**** Recorded information ****
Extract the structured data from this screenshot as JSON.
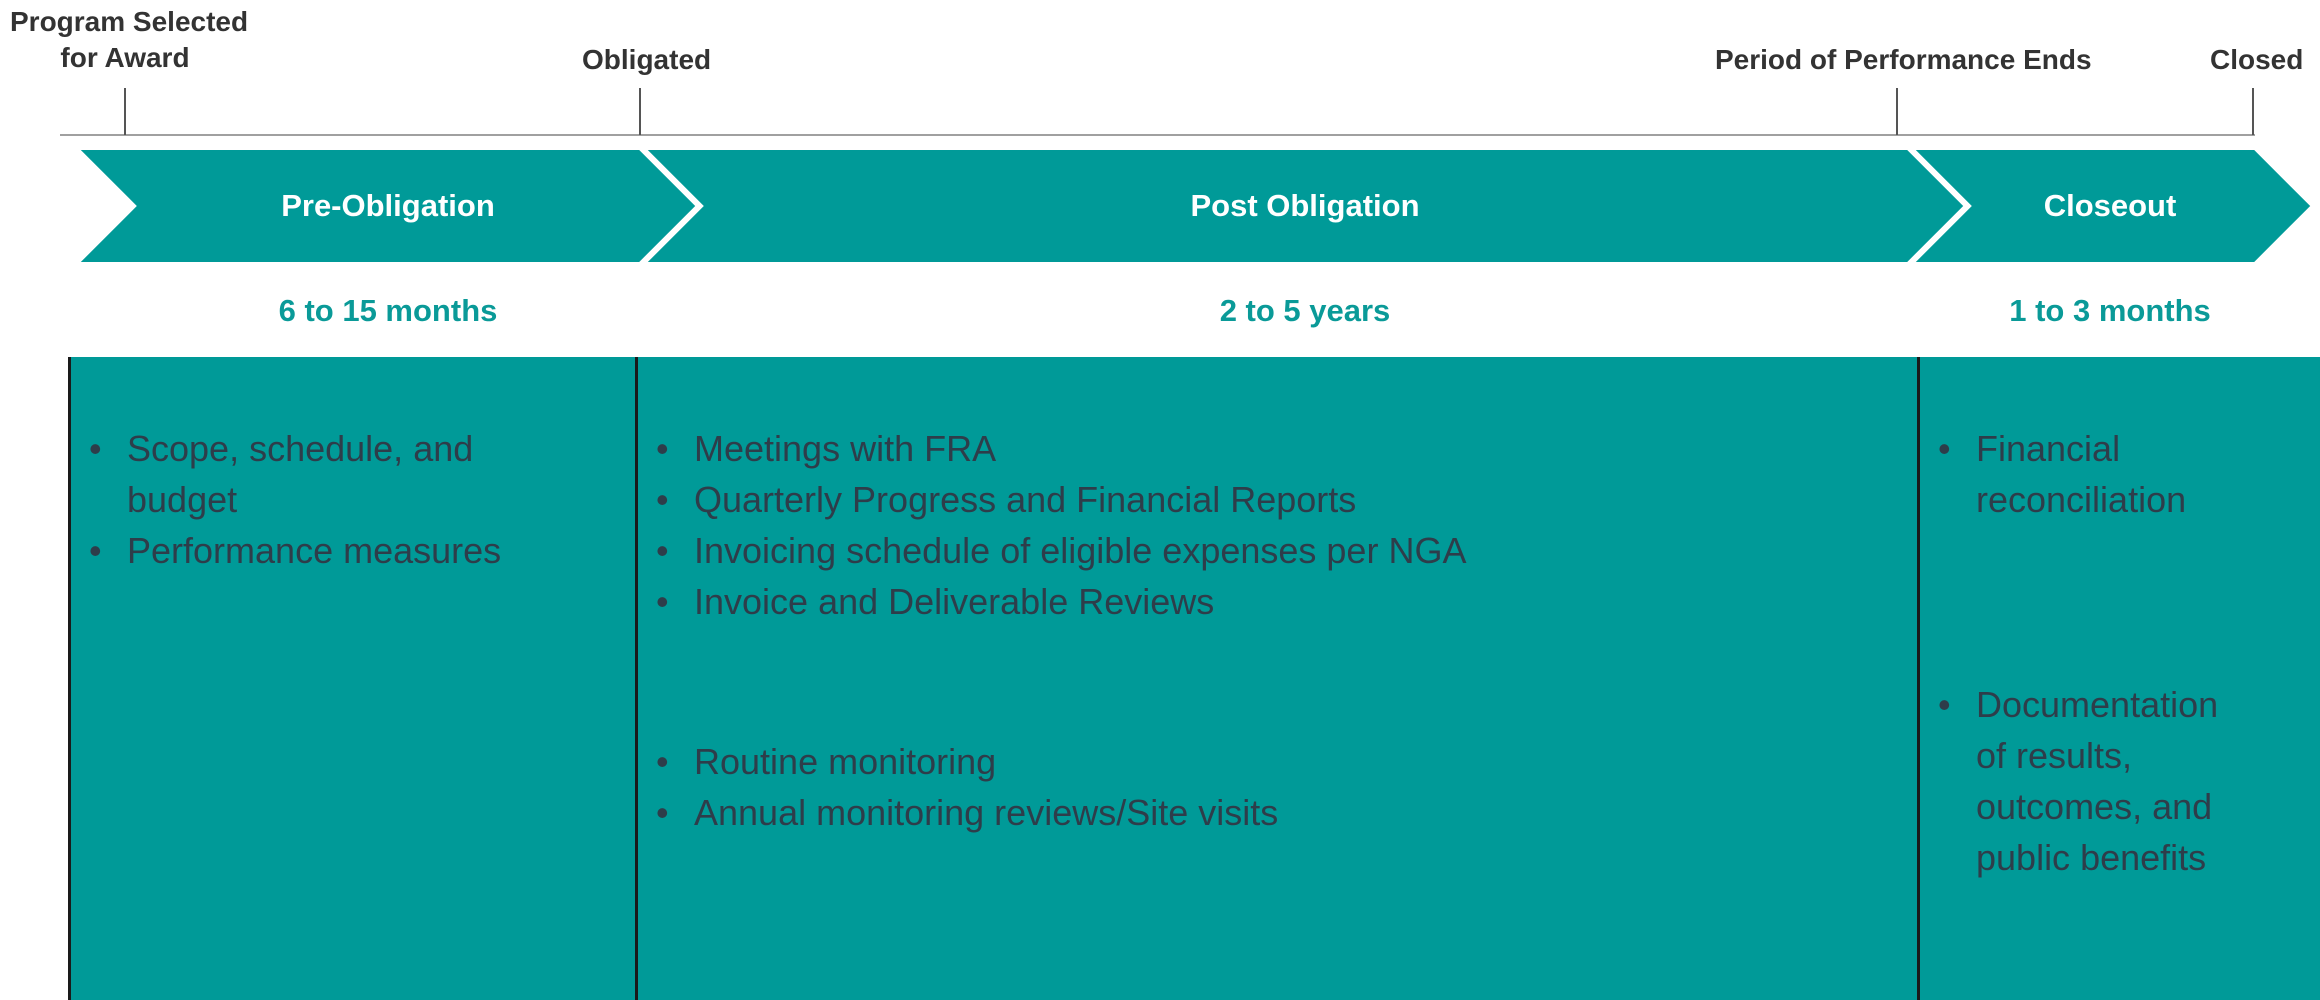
{
  "milestones": {
    "selected_line1": "Program Selected",
    "selected_line2": "for Award",
    "obligated": "Obligated",
    "pop_ends": "Period of Performance Ends",
    "closed": "Closed"
  },
  "phases": [
    {
      "label": "Pre-Obligation",
      "duration": "6 to 15 months"
    },
    {
      "label": "Post Obligation",
      "duration": "2 to 5 years"
    },
    {
      "label": "Closeout",
      "duration": "1 to 3 months"
    }
  ],
  "pre_obligation": {
    "items": [
      "Scope, schedule, and budget",
      "Performance measures"
    ]
  },
  "post_obligation": {
    "group1": [
      "Meetings with FRA",
      "Quarterly Progress and Financial Reports",
      "Invoicing schedule of eligible expenses per NGA",
      "Invoice and Deliverable Reviews"
    ],
    "group2": [
      "Routine monitoring",
      "Annual monitoring reviews/Site visits"
    ]
  },
  "closeout": {
    "group1": [
      "Financial reconciliation"
    ],
    "group2": [
      "Documentation of results, outcomes, and public benefits"
    ]
  },
  "colors": {
    "teal": "#009a98",
    "text_dark": "#2e3d4a",
    "duration_text": "#0a9a98"
  }
}
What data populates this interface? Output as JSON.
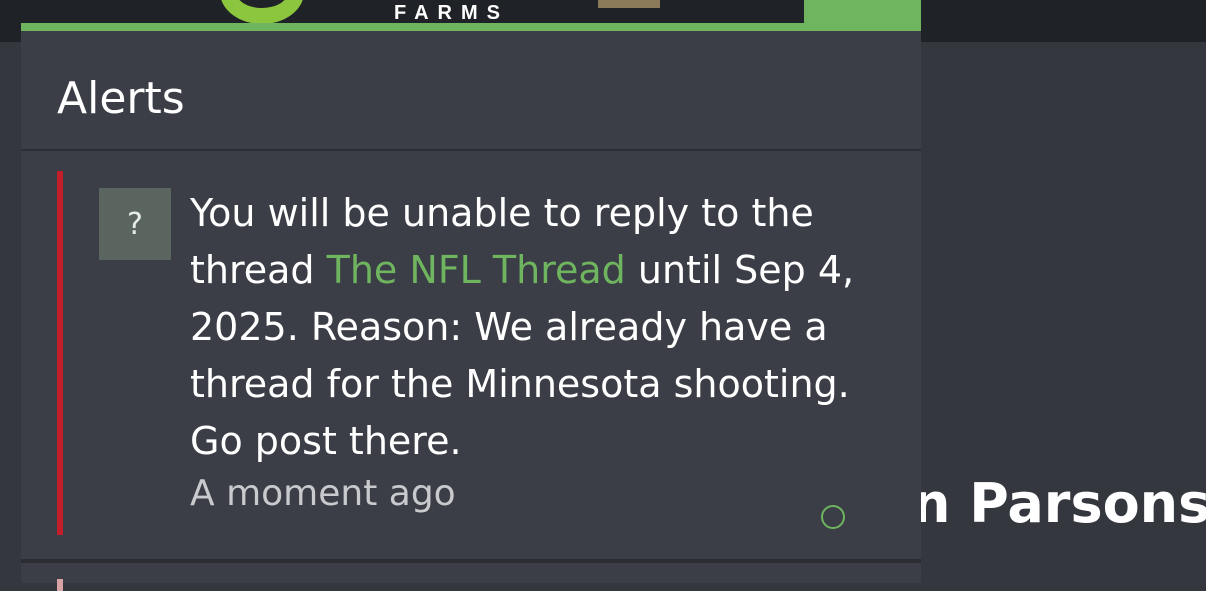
{
  "header": {
    "logo_text": "FARMS"
  },
  "background": {
    "title_fragment": "n Parsons"
  },
  "alerts": {
    "title": "Alerts",
    "items": [
      {
        "avatar_text": "?",
        "message_before": "You will be unable to reply to the thread ",
        "thread_link": "The NFL Thread",
        "message_after": " until Sep 4, 2025. Reason: We already have a thread for the Minnesota shooting. Go post there.",
        "time": "A moment ago",
        "unread": true
      }
    ]
  },
  "colors": {
    "accent_green": "#6fb45e",
    "alert_bar_red": "#c41e2b",
    "panel_bg": "#3b3e46",
    "page_bg": "#34373e"
  },
  "icons": {
    "logo": "logo-ring-icon",
    "mark_read": "mark-read-circle-icon"
  }
}
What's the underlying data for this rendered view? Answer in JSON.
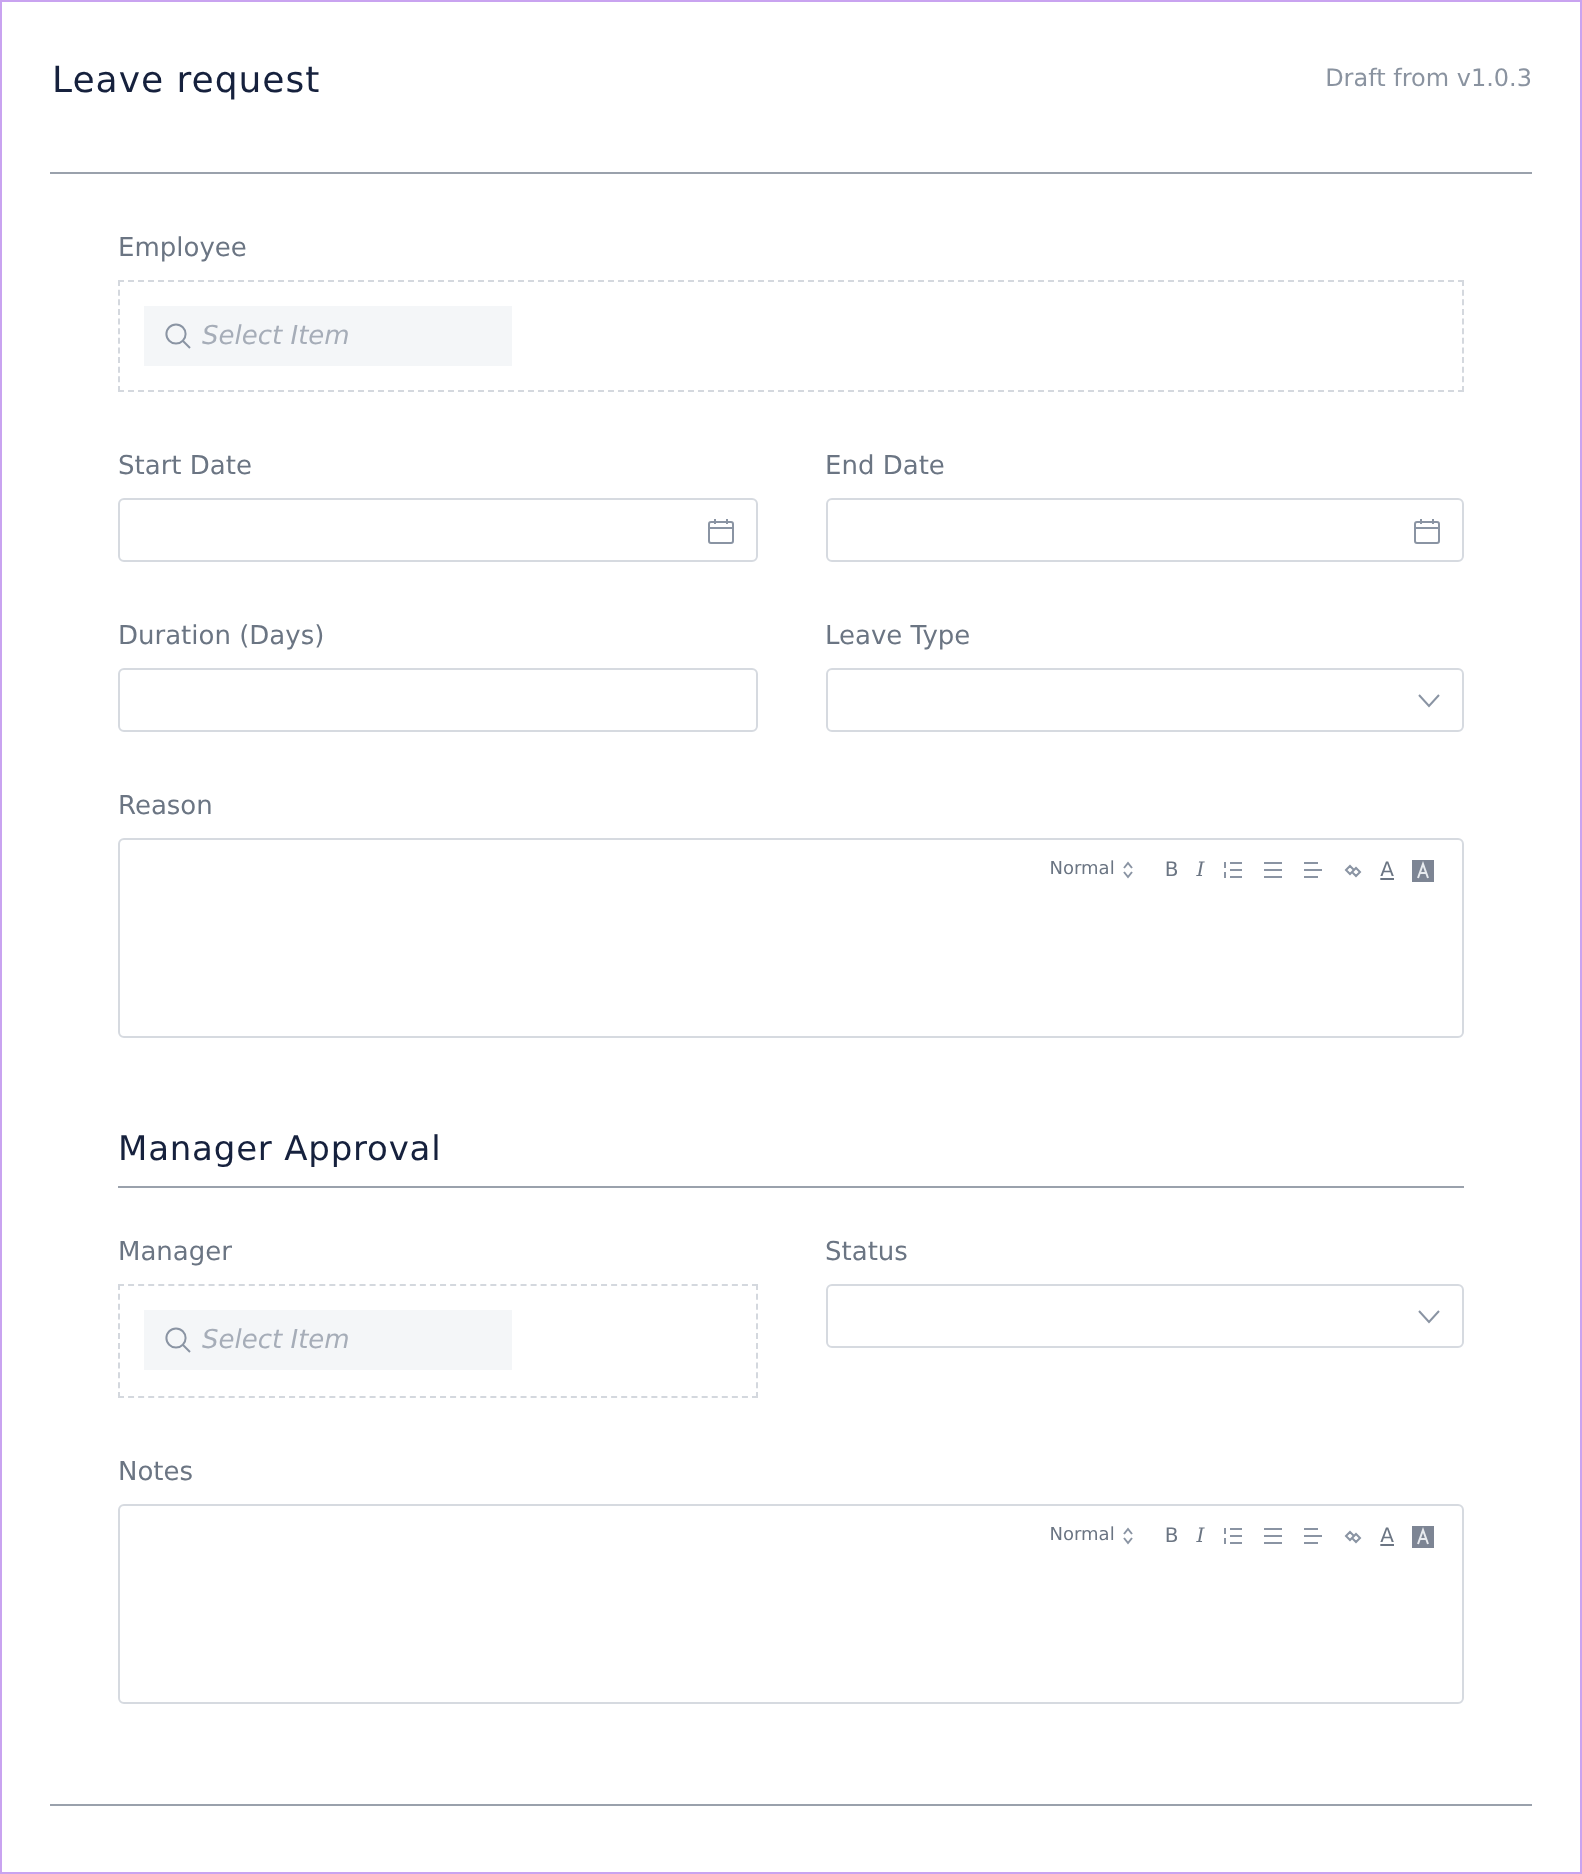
****
* Work instructions: Note each line of the entries that has "monitoring" in it, and copy those lines.

* Exercise result:
      "Routine monitoring",
      "Annual monitoring reviews/Site visits"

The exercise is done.